--- SUPPLIED RECORDS ---
_ _ _ _ _

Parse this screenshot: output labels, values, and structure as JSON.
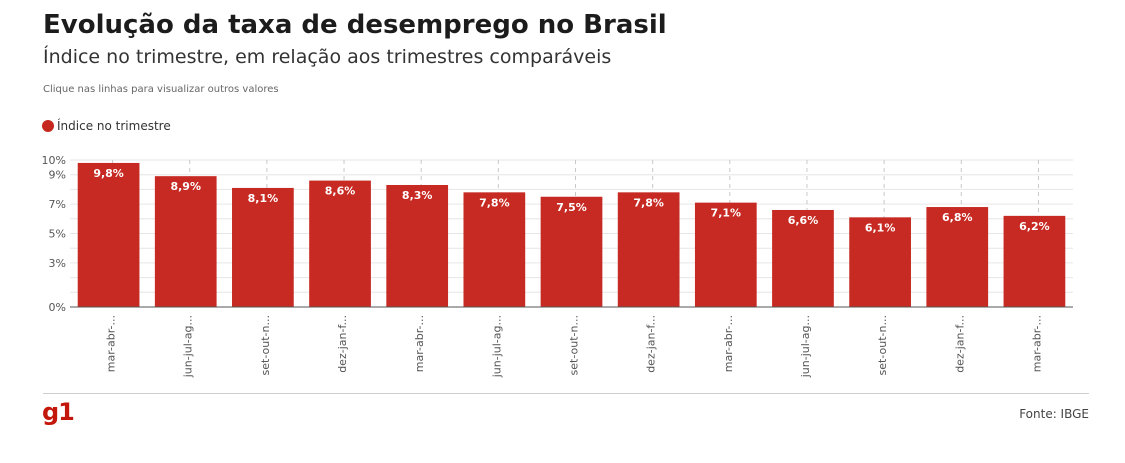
{
  "header": {
    "title": "Evolução da taxa de desemprego no Brasil",
    "subtitle": "Índice no trimestre, em relação aos trimestres comparáveis",
    "hint": "Clique nas linhas para visualizar outros valores"
  },
  "footer": {
    "logo": "g1",
    "source": "Fonte: IBGE"
  },
  "colors": {
    "bar": "#c62a22",
    "grid": "#e6e6e6",
    "axis": "#555555"
  },
  "chart_data": {
    "type": "bar",
    "title": "Evolução da taxa de desemprego no Brasil",
    "subtitle": "Índice no trimestre, em relação aos trimestres comparáveis",
    "xlabel": "",
    "ylabel": "",
    "ylim": [
      0,
      10
    ],
    "yticks": [
      "0%",
      "3%",
      "5%",
      "7%",
      "9%",
      "10%"
    ],
    "ytick_values": [
      0,
      3,
      5,
      7,
      9,
      10
    ],
    "grid": true,
    "legend_position": "top-left",
    "categories": [
      "mar-abr-...",
      "jun-jul-ag...",
      "set-out-n...",
      "dez-jan-f...",
      "mar-abr-...",
      "jun-jul-ag...",
      "set-out-n...",
      "dez-jan-f...",
      "mar-abr-...",
      "jun-jul-ag...",
      "set-out-n...",
      "dez-jan-f...",
      "mar-abr-..."
    ],
    "series": [
      {
        "name": "Índice no trimestre",
        "values": [
          9.8,
          8.9,
          8.1,
          8.6,
          8.3,
          7.8,
          7.5,
          7.8,
          7.1,
          6.6,
          6.1,
          6.8,
          6.2
        ],
        "labels": [
          "9,8%",
          "8,9%",
          "8,1%",
          "8,6%",
          "8,3%",
          "7,8%",
          "7,5%",
          "7,8%",
          "7,1%",
          "6,6%",
          "6,1%",
          "6,8%",
          "6,2%"
        ]
      }
    ]
  }
}
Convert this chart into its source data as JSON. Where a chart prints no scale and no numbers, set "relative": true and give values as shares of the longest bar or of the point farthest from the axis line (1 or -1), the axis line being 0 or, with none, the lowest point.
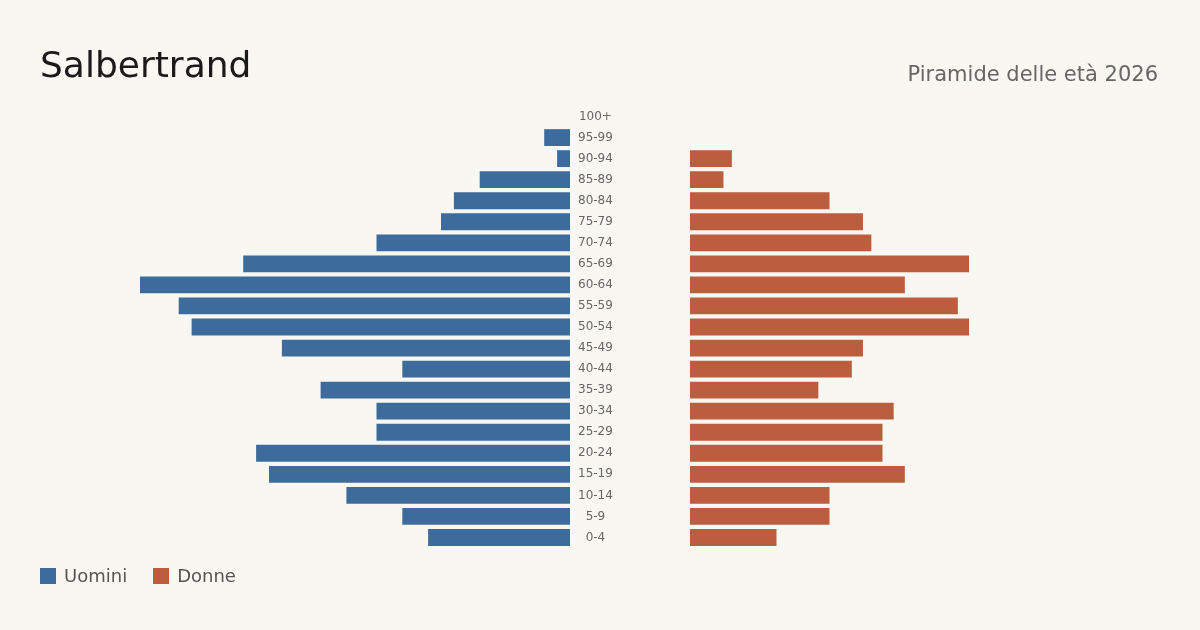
{
  "chart_data": [
    {
      "type": "bar",
      "title": "Salbertrand",
      "orientation": "horizontal",
      "relative": true,
      "legend": "bottom left",
      "tick_labels": "y",
      "categories": [
        "100+",
        "95-99",
        "90-94",
        "85-89",
        "80-84",
        "75-79",
        "70-74",
        "65-69",
        "60-64",
        "55-59",
        "50-54",
        "45-49",
        "40-44",
        "35-39",
        "30-34",
        "25-29",
        "20-24",
        "15-19",
        "10-14",
        "5-9",
        "0-4"
      ],
      "series": [
        {
          "name": "Uomini",
          "color": "#3d6b9c",
          "values": [
            0,
            -0.06,
            -0.03,
            -0.21,
            -0.27,
            -0.3,
            -0.45,
            -0.76,
            -1,
            -0.91,
            -0.88,
            -0.67,
            -0.39,
            -0.58,
            -0.45,
            -0.45,
            -0.73,
            -0.7,
            -0.52,
            -0.39,
            -0.33
          ]
        }
      ]
    },
    {
      "type": "bar",
      "subtitle": "Piramide delle età 2026",
      "orientation": "horizontal",
      "relative": true,
      "legend": "bottom left",
      "tick_labels": false,
      "categories": [
        null,
        null,
        null,
        null,
        null,
        null,
        null,
        null,
        null,
        null,
        null,
        null,
        null,
        null,
        null,
        null,
        null,
        null,
        null,
        null,
        null
      ],
      "series": [
        {
          "name": "Donne",
          "color": "#bb5e3e",
          "values": [
            0,
            0,
            0.15,
            0.12,
            0.5,
            0.62,
            0.65,
            1,
            0.77,
            0.96,
            1,
            0.62,
            0.58,
            0.46,
            0.73,
            0.69,
            0.69,
            0.77,
            0.5,
            0.5,
            0.31
          ]
        }
      ]
    }
  ]
}
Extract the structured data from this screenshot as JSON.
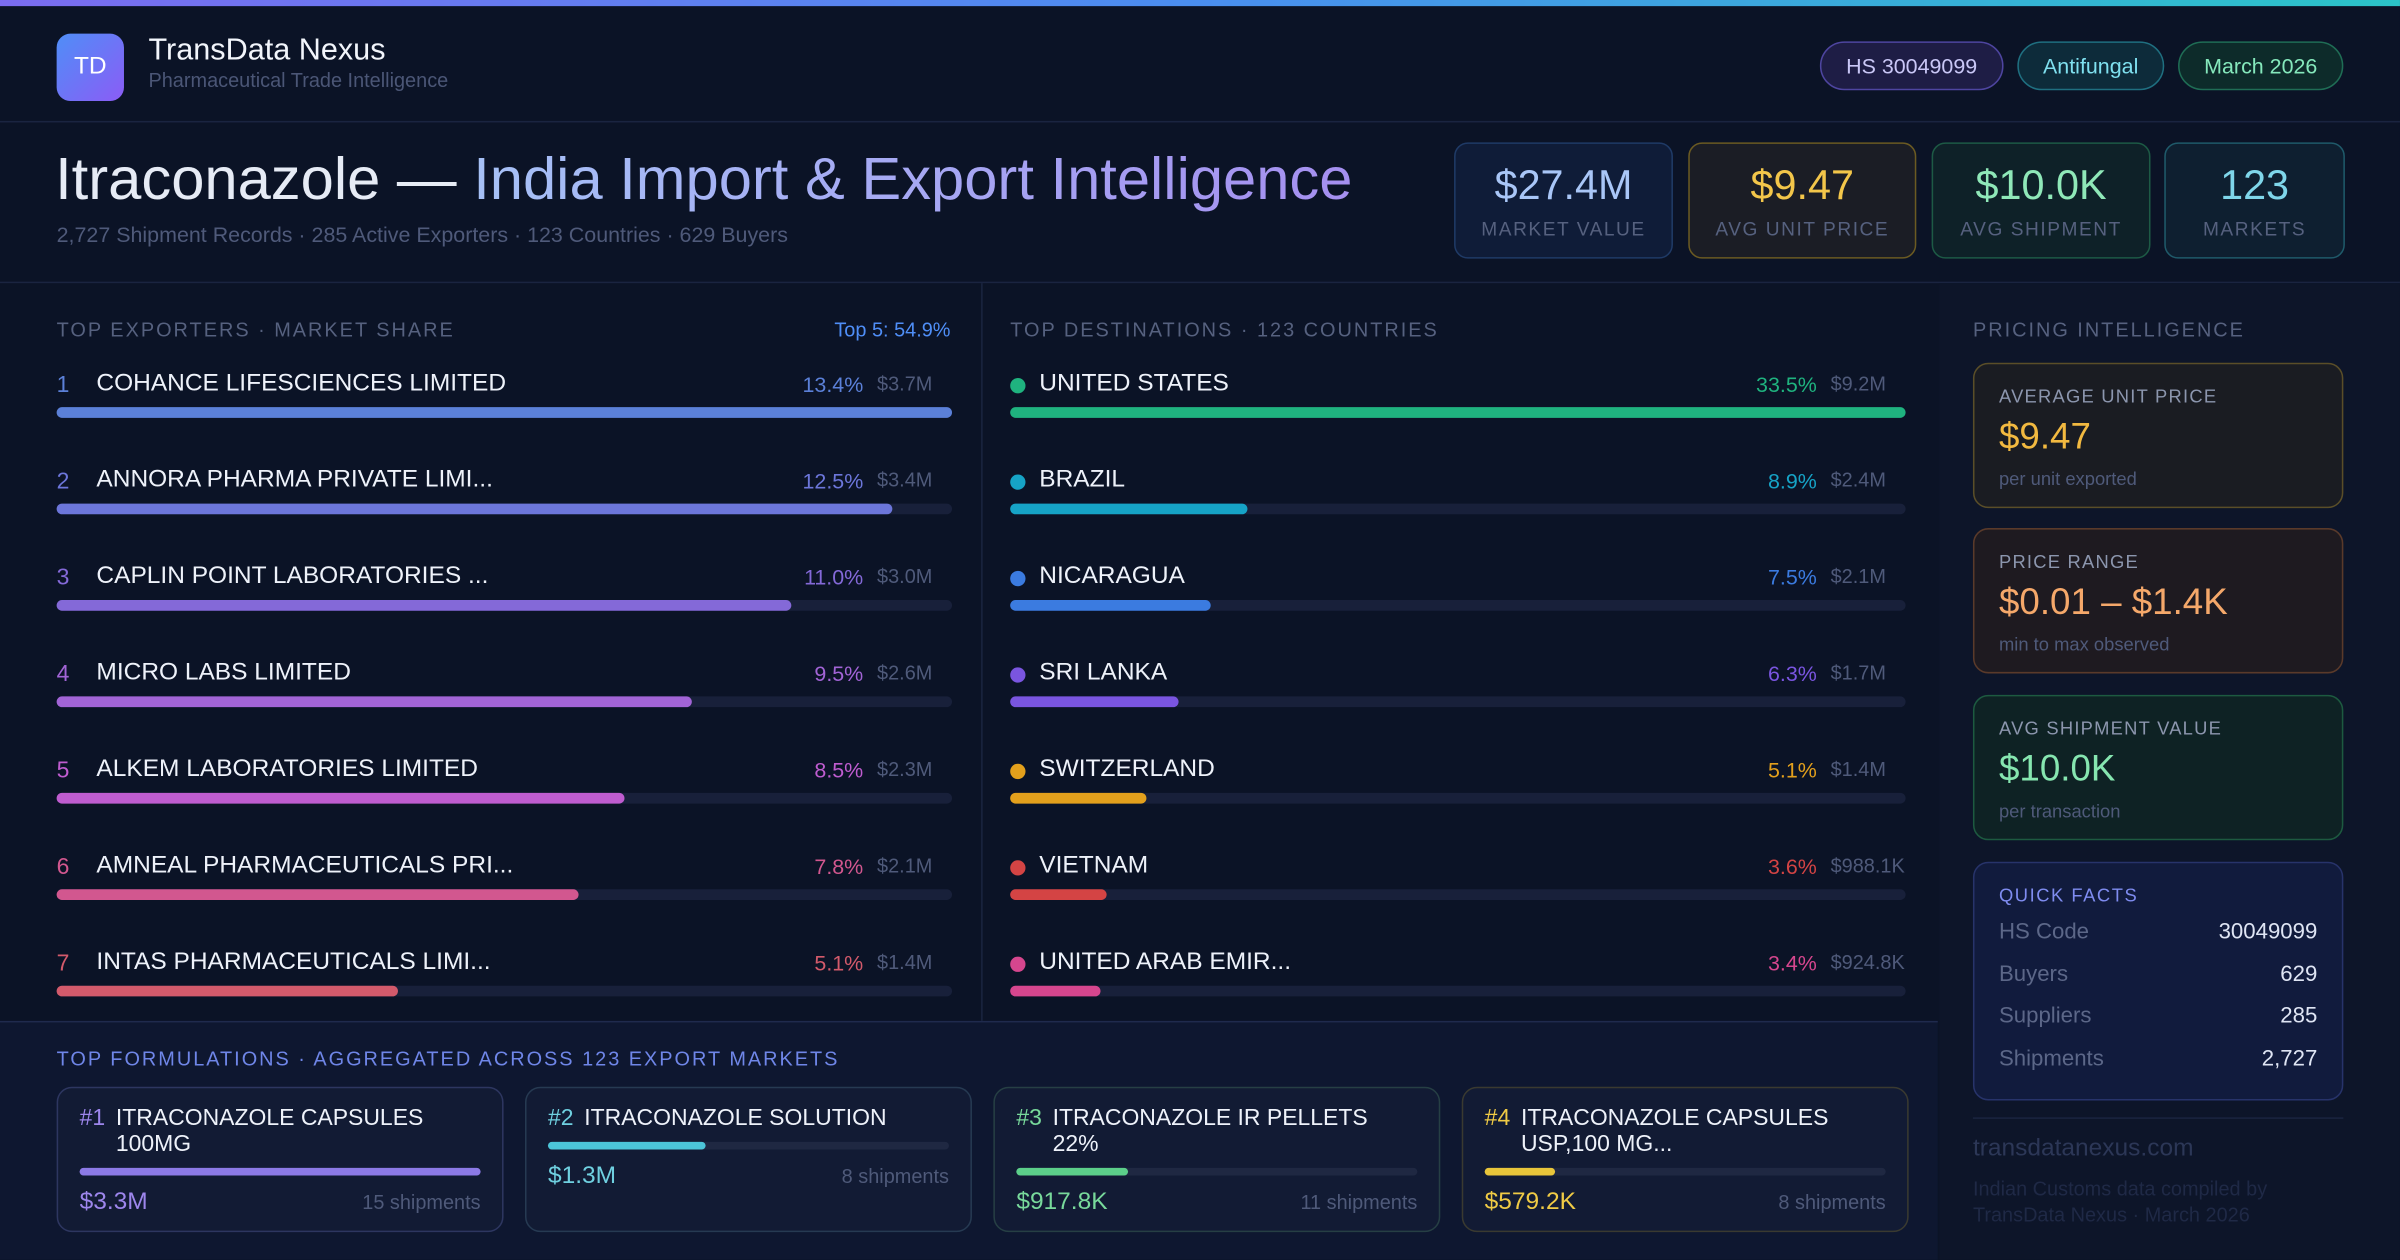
{
  "header": {
    "logo": "TD",
    "brand": "TransData Nexus",
    "tagline": "Pharmaceutical Trade Intelligence",
    "tags": [
      "HS 30049099",
      "Antifungal",
      "March 2026"
    ]
  },
  "hero": {
    "title_main": "Itraconazole —",
    "title_accent": "India Import & Export Intelligence",
    "subtitle": "2,727 Shipment Records · 285 Active Exporters · 123 Countries · 629 Buyers",
    "kpis": [
      {
        "value": "$27.4M",
        "label": "MARKET VALUE"
      },
      {
        "value": "$9.47",
        "label": "AVG UNIT PRICE"
      },
      {
        "value": "$10.0K",
        "label": "AVG SHIPMENT"
      },
      {
        "value": "123",
        "label": "MARKETS"
      }
    ]
  },
  "exporters": {
    "heading": "TOP EXPORTERS · MARKET SHARE",
    "summary": "Top 5: 54.9%",
    "rows": [
      {
        "rank": 1,
        "name": "COHANCE LIFESCIENCES LIMITED",
        "share": 13.4,
        "share_label": "13.4%",
        "value": "$3.7M"
      },
      {
        "rank": 2,
        "name": "ANNORA PHARMA PRIVATE LIMI...",
        "share": 12.5,
        "share_label": "12.5%",
        "value": "$3.4M"
      },
      {
        "rank": 3,
        "name": "CAPLIN POINT LABORATORIES ...",
        "share": 11.0,
        "share_label": "11.0%",
        "value": "$3.0M"
      },
      {
        "rank": 4,
        "name": "MICRO LABS LIMITED",
        "share": 9.5,
        "share_label": "9.5%",
        "value": "$2.6M"
      },
      {
        "rank": 5,
        "name": "ALKEM LABORATORIES LIMITED",
        "share": 8.5,
        "share_label": "8.5%",
        "value": "$2.3M"
      },
      {
        "rank": 6,
        "name": "AMNEAL PHARMACEUTICALS PRI...",
        "share": 7.8,
        "share_label": "7.8%",
        "value": "$2.1M"
      },
      {
        "rank": 7,
        "name": "INTAS PHARMACEUTICALS LIMI...",
        "share": 5.1,
        "share_label": "5.1%",
        "value": "$1.4M"
      }
    ]
  },
  "destinations": {
    "heading": "TOP DESTINATIONS · 123 COUNTRIES",
    "rows": [
      {
        "name": "UNITED STATES",
        "share": 33.5,
        "share_label": "33.5%",
        "value": "$9.2M"
      },
      {
        "name": "BRAZIL",
        "share": 8.9,
        "share_label": "8.9%",
        "value": "$2.4M"
      },
      {
        "name": "NICARAGUA",
        "share": 7.5,
        "share_label": "7.5%",
        "value": "$2.1M"
      },
      {
        "name": "SRI LANKA",
        "share": 6.3,
        "share_label": "6.3%",
        "value": "$1.7M"
      },
      {
        "name": "SWITZERLAND",
        "share": 5.1,
        "share_label": "5.1%",
        "value": "$1.4M"
      },
      {
        "name": "VIETNAM",
        "share": 3.6,
        "share_label": "3.6%",
        "value": "$988.1K"
      },
      {
        "name": "UNITED ARAB EMIR...",
        "share": 3.4,
        "share_label": "3.4%",
        "value": "$924.8K"
      }
    ]
  },
  "formulations": {
    "heading": "TOP FORMULATIONS · AGGREGATED ACROSS 123 EXPORT MARKETS",
    "items": [
      {
        "rank": "#1",
        "name": "ITRACONAZOLE CAPSULES 100MG",
        "value": 3300000,
        "value_label": "$3.3M",
        "shipments": "15 shipments"
      },
      {
        "rank": "#2",
        "name": "ITRACONAZOLE SOLUTION",
        "value": 1300000,
        "value_label": "$1.3M",
        "shipments": "8 shipments"
      },
      {
        "rank": "#3",
        "name": "ITRACONAZOLE IR PELLETS 22%",
        "value": 917800,
        "value_label": "$917.8K",
        "shipments": "11 shipments"
      },
      {
        "rank": "#4",
        "name": "ITRACONAZOLE CAPSULES USP,100 MG...",
        "value": 579200,
        "value_label": "$579.2K",
        "shipments": "8 shipments"
      }
    ]
  },
  "pricing": {
    "heading": "PRICING INTELLIGENCE",
    "cards": [
      {
        "label": "AVERAGE UNIT PRICE",
        "value": "$9.47",
        "note": "per unit exported"
      },
      {
        "label": "PRICE RANGE",
        "value": "$0.01 – $1.4K",
        "note": "min to max observed"
      },
      {
        "label": "AVG SHIPMENT VALUE",
        "value": "$10.0K",
        "note": "per transaction"
      }
    ],
    "quick_facts": {
      "heading": "QUICK FACTS",
      "rows": [
        [
          "HS Code",
          "30049099"
        ],
        [
          "Buyers",
          "629"
        ],
        [
          "Suppliers",
          "285"
        ],
        [
          "Shipments",
          "2,727"
        ]
      ]
    },
    "site": "transdatanexus.com",
    "footnote": "Indian Customs data compiled by TransData Nexus · March 2026"
  }
}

_ _ _ _ _

--- TASK DETAILS ---
Pick out every line above that contains the word "CAPSULES" and copy it.

--- EXERCISE RESULT ---
        "name": "ITRACONAZOLE CAPSULES 100MG",
        "name": "ITRACONAZOLE CAPSULES USP,100 MG...",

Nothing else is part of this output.